----- Excerpted passage -----

I said, “Babe, you look delicious
And you’re standing very close
But this is Lower Broadway
And you’re talking to a ghost
Take a good look it’s easy to see
What a shame about me…”
from “What A Shame About Me”
B & F were both born on the east coast of an America darkened by the shadow of war: Fagen came first, on January 10, 1948 in Passaic, New Jersey “amidst growing furor over Soviet acquisition of the atomic bomb,” according to B & F’s self-written and often hilarious bio. Becker’s birth in New York on February 20, 1950 occurred “as war loomed on the Korean peninsula.” Though they wouldn’t meet for decades, like separated identical twins they developed acutely similar artistic preferences, simultaneously gravitating towards the music of classic American jazz masters Charlie Parker, Duke Ellington, Miles Davis and others. At this point, according to their bio, “inexpensive saxophones were purchased forthwith.”
At Bard they merged their love of jazz and black humor into songs, which they performed in a series of pick-up bands. After graduation they started peddling their songs at the Brill Building in New York, and succeeded in getting signed to two publishing deals, as well as joining the touring band for Jay & The Americans. They came to L.A. to work in a tiny office with an upright piano where they were expected to start churning out hits like Goffin & King. Instead they collaborated on a series of “classic but unrecordable cheesy pop songs” while secretly conspiring to start their own band.
With Fagen on vocals and keyboards, Becker on bass, Denny Dias and Jeff “Skunk” Baxter on guitars, Jim Hodder on drums and David Palmer sharing lead vocals with Fagen, they rehearsed for a few months in an unfinished office wing before recording their debut album, Can’t Buy A Thrill. They named themselves Steely Dan after a sexual device described in William Burroughs’ Naked Lunch.
From the first album on, B & F shared an explicit musical vision, swimming against the current of spontaneous, haphazard rock recordings to set a new standard in terms of record production. Disbanding their original lineup of musicians after their third album, they evolved to the essential core of B & F only, surrounded by the brightest satellites of the rock and jazz worlds, including Michael McDonald, Steve Gadd, The Brecker Brothers, Phil Wood, Bernard Purdie, and others. Gaining reputations as studio tyrants (which both deem as inaccurate) they cooked up tracks that were at once burning and pristine; hot, sizzling jazz textures with the most precise and tight rhythmic foundations imaginable. And they created a succession of masterpieces throughout the seventies, following their debut with Countdown To Ecstasy, Pretzel Logic, Katy Lied, The Royal Scam, and Aja. In 1979 came Gaucho, and the Dan was done.

----- Data excerpt -----

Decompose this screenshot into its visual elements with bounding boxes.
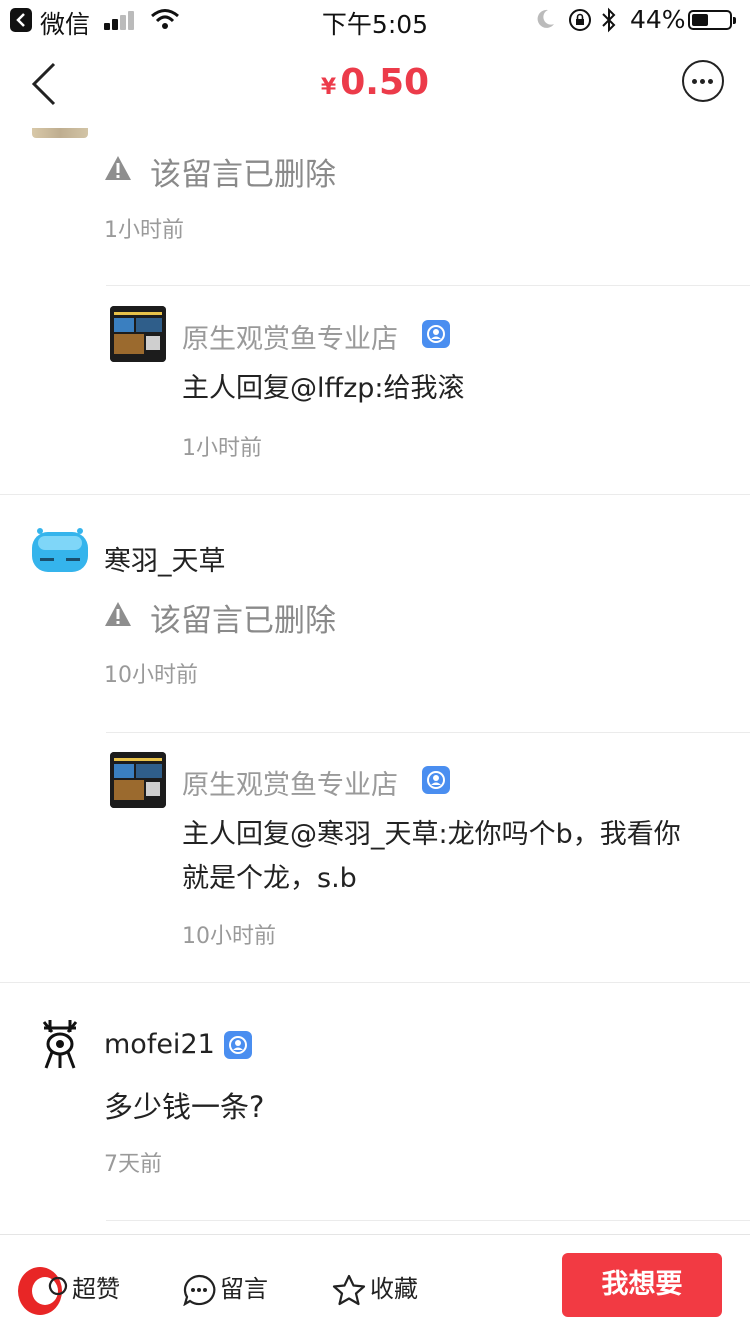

-----

What to produce —
For each statement below, decide whether the Steely Dan passage supports it. Answer yes or no, and quote the words from the passage that decide it.
1. Fagen was born before Becker.
2. The band took its name from a character in a William Burroughs novel.
3. The original lineup of musicians was disbanded after the second album.

Task response —
1. Yes: "Fagen came first, on January 10, 1948"
2. No: "They named themselves Steely Dan after a sexual device described in William Burroughs’ Naked Lunch."
3. No: "Disbanding their original lineup of musicians after their third album"